• [Exercise 1]: In the excerpted text, who paid the tab at the end of the night?

• [Excerpted text]:
■ ■ ■

Jen (Jengal) was quiet, but all smiles.
And Amy...Maura leaned down and hugged her before she left and called her "sweetheart". It's a throwaway endearment in most cases. But Amy is just a sweetheart. She makes you want to hug her and never let anything bad happen to her. Amy is adorable. Her performance of the fabled "Trotter dance" brought down the house.
Paul (LaterGator) was also sweet, putting up with the henhouse along with the long-suffering Steve Brady.
The highlight of the night was Trot Nixon's inside-the-park home run. Melki Cabrera, god help him, got his ass kicked by the ball in center field, diving into a bungling heap while it bounced past to the wall.
"Runtrotruntrotruntrotruntrot!" I screamed, along with everyone else at the table.
When he crossed the plate, panting, we were shrieking, pounding fists on the table, clinking beer glasses. They showed it over and over again, in slow motion, the lunge and the tumble, and we could not get enough...and overall the night could not have gone more swimmingly.
We are not the cool kids. We are not the popular table. We are "other". We are "miscellaneous." We are perfect, not in general, but for each other. I cannot emphasize this enough.
As things were winding down, we asked for the check. Our waitress told us that Maura had paid the tab. We looked at each other, stunned.
"That had to have been like 150 bucks!" I blurted.
"Thereabouts," nodded the waitress.
Maura...you shouldn't have. My goodness. But thank you.
Allow me to get even cheesier.
I've been doing some thinking of late about past lives. Wait! Before you stop reading! I don't necessarily believe in all that. Rest assured I'm not going to be swinging crystals and harnessing my chi anytime soon. But I've been trying to do some exploring, a little reading on the outskirts, trying to nail down even a half-assed approach to the spiritual side of life. Past lives have interested me as a jumping-off point for philosophy.

■ ■ ■

• [Records for the task]:
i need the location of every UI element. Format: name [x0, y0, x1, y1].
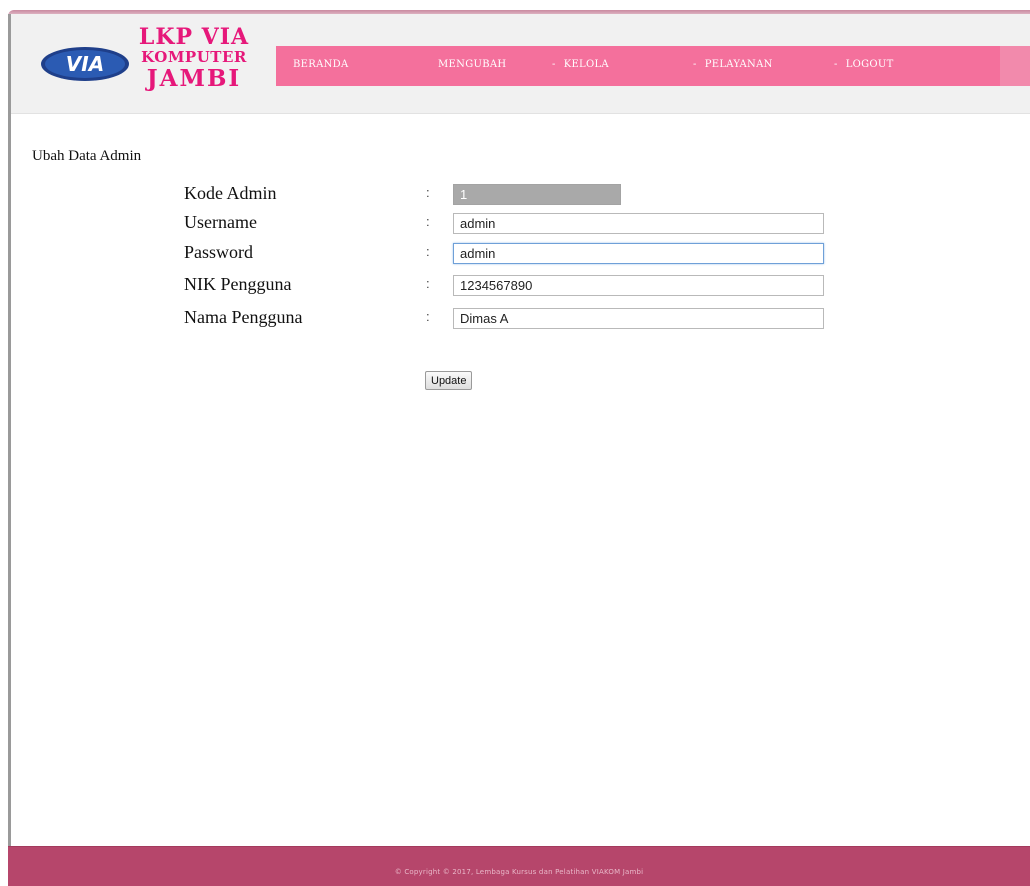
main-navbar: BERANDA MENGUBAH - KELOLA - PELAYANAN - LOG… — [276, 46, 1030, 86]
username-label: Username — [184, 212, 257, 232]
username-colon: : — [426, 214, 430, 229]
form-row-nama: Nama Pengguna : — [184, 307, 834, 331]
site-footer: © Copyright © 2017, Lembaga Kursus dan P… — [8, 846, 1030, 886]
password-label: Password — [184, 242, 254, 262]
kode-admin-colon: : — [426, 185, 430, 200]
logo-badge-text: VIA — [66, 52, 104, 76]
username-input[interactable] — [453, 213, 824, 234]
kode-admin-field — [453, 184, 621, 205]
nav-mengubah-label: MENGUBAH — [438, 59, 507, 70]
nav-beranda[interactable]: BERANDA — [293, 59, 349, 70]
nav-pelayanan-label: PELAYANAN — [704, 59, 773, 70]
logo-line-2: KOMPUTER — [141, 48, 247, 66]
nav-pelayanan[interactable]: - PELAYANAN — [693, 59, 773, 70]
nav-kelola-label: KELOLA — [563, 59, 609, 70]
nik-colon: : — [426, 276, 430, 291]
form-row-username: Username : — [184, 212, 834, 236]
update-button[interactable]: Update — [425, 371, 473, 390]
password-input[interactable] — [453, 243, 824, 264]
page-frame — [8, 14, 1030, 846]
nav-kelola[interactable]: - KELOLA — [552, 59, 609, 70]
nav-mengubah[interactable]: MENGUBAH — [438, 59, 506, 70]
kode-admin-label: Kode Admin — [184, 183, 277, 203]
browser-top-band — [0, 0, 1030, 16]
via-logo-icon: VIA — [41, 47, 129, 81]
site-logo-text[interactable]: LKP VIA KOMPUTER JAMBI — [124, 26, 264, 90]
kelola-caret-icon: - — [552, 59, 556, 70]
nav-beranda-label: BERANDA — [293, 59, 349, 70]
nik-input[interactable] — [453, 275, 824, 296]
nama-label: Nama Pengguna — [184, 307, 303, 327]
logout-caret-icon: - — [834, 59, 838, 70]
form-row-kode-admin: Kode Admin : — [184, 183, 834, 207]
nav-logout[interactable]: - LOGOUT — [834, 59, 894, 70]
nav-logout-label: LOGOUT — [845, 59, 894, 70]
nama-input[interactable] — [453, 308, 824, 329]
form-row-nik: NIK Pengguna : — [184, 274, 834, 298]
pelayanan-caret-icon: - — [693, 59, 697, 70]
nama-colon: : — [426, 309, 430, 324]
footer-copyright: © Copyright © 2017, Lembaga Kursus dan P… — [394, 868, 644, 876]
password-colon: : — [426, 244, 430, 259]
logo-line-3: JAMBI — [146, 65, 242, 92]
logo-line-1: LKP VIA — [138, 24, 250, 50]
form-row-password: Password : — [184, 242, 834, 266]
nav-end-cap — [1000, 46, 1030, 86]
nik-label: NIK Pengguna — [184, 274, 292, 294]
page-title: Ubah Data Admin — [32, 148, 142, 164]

■ ■ ■

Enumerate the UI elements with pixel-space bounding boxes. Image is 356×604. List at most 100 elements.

■ ■ ■

• [Exercise 2]: Retype the first listing from the line containing "i need the location" up to and including the line containing "nik-input[interactable] — [453, 275, 824, 296]", omitting the pictures.

• [Written reply 1]: Maura

• [Written reply 2]:
i need the location of every UI element. Format: name [x0, y0, x1, y1].
main-navbar: BERANDA MENGUBAH - KELOLA - PELAYANAN - LOG… — [276, 46, 1030, 86]
username-label: Username — [184, 212, 257, 232]
username-colon: : — [426, 214, 430, 229]
form-row-nama: Nama Pengguna : — [184, 307, 834, 331]
site-footer: © Copyright © 2017, Lembaga Kursus dan P… — [8, 846, 1030, 886]
password-label: Password — [184, 242, 254, 262]
kode-admin-colon: : — [426, 185, 430, 200]
logo-badge-text: VIA — [66, 52, 104, 76]
username-input[interactable] — [453, 213, 824, 234]
kode-admin-field — [453, 184, 621, 205]
nav-mengubah-label: MENGUBAH — [438, 59, 507, 70]
nav-beranda[interactable]: BERANDA — [293, 59, 349, 70]
nav-pelayanan-label: PELAYANAN — [704, 59, 773, 70]
logo-line-2: KOMPUTER — [141, 48, 247, 66]
nav-pelayanan[interactable]: - PELAYANAN — [693, 59, 773, 70]
nav-kelola-label: KELOLA — [563, 59, 609, 70]
nik-colon: : — [426, 276, 430, 291]
form-row-username: Username : — [184, 212, 834, 236]
update-button[interactable]: Update — [425, 371, 473, 390]
password-input[interactable] — [453, 243, 824, 264]
page-frame — [8, 14, 1030, 846]
nav-kelola[interactable]: - KELOLA — [552, 59, 609, 70]
nav-mengubah[interactable]: MENGUBAH — [438, 59, 506, 70]
kode-admin-label: Kode Admin — [184, 183, 277, 203]
browser-top-band — [0, 0, 1030, 16]
via-logo-icon: VIA — [41, 47, 129, 81]
site-logo-text[interactable]: LKP VIA KOMPUTER JAMBI — [124, 26, 264, 90]
kelola-caret-icon: - — [552, 59, 556, 70]
nav-beranda-label: BERANDA — [293, 59, 349, 70]
nik-input[interactable] — [453, 275, 824, 296]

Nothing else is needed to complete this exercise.